■ THE PROBLEM ■
Reproduce the full listing that appears beneath this instruction exactly.

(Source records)
● ● ●

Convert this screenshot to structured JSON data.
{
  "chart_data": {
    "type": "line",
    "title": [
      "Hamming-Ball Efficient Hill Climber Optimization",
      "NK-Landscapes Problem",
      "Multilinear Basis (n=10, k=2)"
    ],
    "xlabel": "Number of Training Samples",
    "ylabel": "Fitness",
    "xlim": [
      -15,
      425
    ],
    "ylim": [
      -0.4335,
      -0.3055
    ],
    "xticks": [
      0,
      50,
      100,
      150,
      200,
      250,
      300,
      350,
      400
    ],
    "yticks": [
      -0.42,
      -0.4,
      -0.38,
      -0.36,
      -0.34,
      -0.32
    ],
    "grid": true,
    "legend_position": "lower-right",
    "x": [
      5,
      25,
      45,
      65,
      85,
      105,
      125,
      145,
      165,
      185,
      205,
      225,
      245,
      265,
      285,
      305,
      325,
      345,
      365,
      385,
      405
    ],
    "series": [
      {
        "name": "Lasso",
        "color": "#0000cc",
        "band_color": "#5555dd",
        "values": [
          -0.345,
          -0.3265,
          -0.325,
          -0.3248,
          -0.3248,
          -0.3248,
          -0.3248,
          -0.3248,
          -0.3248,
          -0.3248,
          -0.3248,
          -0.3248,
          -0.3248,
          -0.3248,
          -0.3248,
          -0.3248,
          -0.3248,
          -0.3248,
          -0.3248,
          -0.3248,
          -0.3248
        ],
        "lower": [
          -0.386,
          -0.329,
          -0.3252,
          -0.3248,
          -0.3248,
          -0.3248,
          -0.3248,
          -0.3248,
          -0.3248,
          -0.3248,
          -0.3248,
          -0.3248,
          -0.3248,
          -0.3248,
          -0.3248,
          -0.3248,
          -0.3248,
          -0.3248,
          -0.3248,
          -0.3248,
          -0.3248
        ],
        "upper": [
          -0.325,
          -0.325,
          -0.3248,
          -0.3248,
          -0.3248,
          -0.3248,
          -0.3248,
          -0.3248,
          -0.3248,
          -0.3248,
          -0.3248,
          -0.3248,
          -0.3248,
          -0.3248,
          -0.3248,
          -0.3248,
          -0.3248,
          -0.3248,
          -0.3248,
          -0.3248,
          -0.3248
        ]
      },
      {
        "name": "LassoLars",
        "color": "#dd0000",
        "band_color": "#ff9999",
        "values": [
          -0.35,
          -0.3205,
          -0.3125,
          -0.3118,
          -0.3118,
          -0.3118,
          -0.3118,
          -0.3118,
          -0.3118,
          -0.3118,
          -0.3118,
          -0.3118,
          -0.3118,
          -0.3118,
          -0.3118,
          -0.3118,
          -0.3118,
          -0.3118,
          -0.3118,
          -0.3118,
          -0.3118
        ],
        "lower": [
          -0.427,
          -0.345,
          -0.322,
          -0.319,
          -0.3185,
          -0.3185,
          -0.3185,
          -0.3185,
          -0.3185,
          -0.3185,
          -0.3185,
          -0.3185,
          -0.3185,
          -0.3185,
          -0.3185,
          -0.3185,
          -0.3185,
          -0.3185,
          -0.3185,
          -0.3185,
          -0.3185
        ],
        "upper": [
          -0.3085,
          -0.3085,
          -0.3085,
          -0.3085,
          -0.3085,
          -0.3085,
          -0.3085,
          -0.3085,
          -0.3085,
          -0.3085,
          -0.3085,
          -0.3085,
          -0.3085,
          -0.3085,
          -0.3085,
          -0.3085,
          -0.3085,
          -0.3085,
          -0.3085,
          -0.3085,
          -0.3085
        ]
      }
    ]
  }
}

● ● ●

■ RESPONSE TO THIS EXERCISE ■
Convert this screenshot to structured JSON data.
{
  "chart_data": {
    "type": "line",
    "title": [
      "Hamming-Ball Efficient Hill Climber Optimization",
      "NK-Landscapes Problem",
      "Multilinear Basis (n=10, k=2)"
    ],
    "xlabel": "Number of Training Samples",
    "ylabel": "Fitness",
    "xlim": [
      -15,
      425
    ],
    "ylim": [
      -0.4335,
      -0.3055
    ],
    "xticks": [
      0,
      50,
      100,
      150,
      200,
      250,
      300,
      350,
      400
    ],
    "yticks": [
      -0.42,
      -0.4,
      -0.38,
      -0.36,
      -0.34,
      -0.32
    ],
    "grid": true,
    "legend_position": "lower-right",
    "x": [
      5,
      25,
      45,
      65,
      85,
      105,
      125,
      145,
      165,
      185,
      205,
      225,
      245,
      265,
      285,
      305,
      325,
      345,
      365,
      385,
      405
    ],
    "series": [
      {
        "name": "Lasso",
        "color": "#0000cc",
        "band_color": "#5555dd",
        "values": [
          -0.345,
          -0.3265,
          -0.325,
          -0.3248,
          -0.3248,
          -0.3248,
          -0.3248,
          -0.3248,
          -0.3248,
          -0.3248,
          -0.3248,
          -0.3248,
          -0.3248,
          -0.3248,
          -0.3248,
          -0.3248,
          -0.3248,
          -0.3248,
          -0.3248,
          -0.3248,
          -0.3248
        ],
        "lower": [
          -0.386,
          -0.329,
          -0.3252,
          -0.3248,
          -0.3248,
          -0.3248,
          -0.3248,
          -0.3248,
          -0.3248,
          -0.3248,
          -0.3248,
          -0.3248,
          -0.3248,
          -0.3248,
          -0.3248,
          -0.3248,
          -0.3248,
          -0.3248,
          -0.3248,
          -0.3248,
          -0.3248
        ],
        "upper": [
          -0.325,
          -0.325,
          -0.3248,
          -0.3248,
          -0.3248,
          -0.3248,
          -0.3248,
          -0.3248,
          -0.3248,
          -0.3248,
          -0.3248,
          -0.3248,
          -0.3248,
          -0.3248,
          -0.3248,
          -0.3248,
          -0.3248,
          -0.3248,
          -0.3248,
          -0.3248,
          -0.3248
        ]
      },
      {
        "name": "LassoLars",
        "color": "#dd0000",
        "band_color": "#ff9999",
        "values": [
          -0.35,
          -0.3205,
          -0.3125,
          -0.3118,
          -0.3118,
          -0.3118,
          -0.3118,
          -0.3118,
          -0.3118,
          -0.3118,
          -0.3118,
          -0.3118,
          -0.3118,
          -0.3118,
          -0.3118,
          -0.3118,
          -0.3118,
          -0.3118,
          -0.3118,
          -0.3118,
          -0.3118
        ],
        "lower": [
          -0.427,
          -0.345,
          -0.322,
          -0.319,
          -0.3185,
          -0.3185,
          -0.3185,
          -0.3185,
          -0.3185,
          -0.3185,
          -0.3185,
          -0.3185,
          -0.3185,
          -0.3185,
          -0.3185,
          -0.3185,
          -0.3185,
          -0.3185,
          -0.3185,
          -0.3185,
          -0.3185
        ],
        "upper": [
          -0.3085,
          -0.3085,
          -0.3085,
          -0.3085,
          -0.3085,
          -0.3085,
          -0.3085,
          -0.3085,
          -0.3085,
          -0.3085,
          -0.3085,
          -0.3085,
          -0.3085,
          -0.3085,
          -0.3085,
          -0.3085,
          -0.3085,
          -0.3085,
          -0.3085,
          -0.3085,
          -0.3085
        ]
      }
    ]
  }
}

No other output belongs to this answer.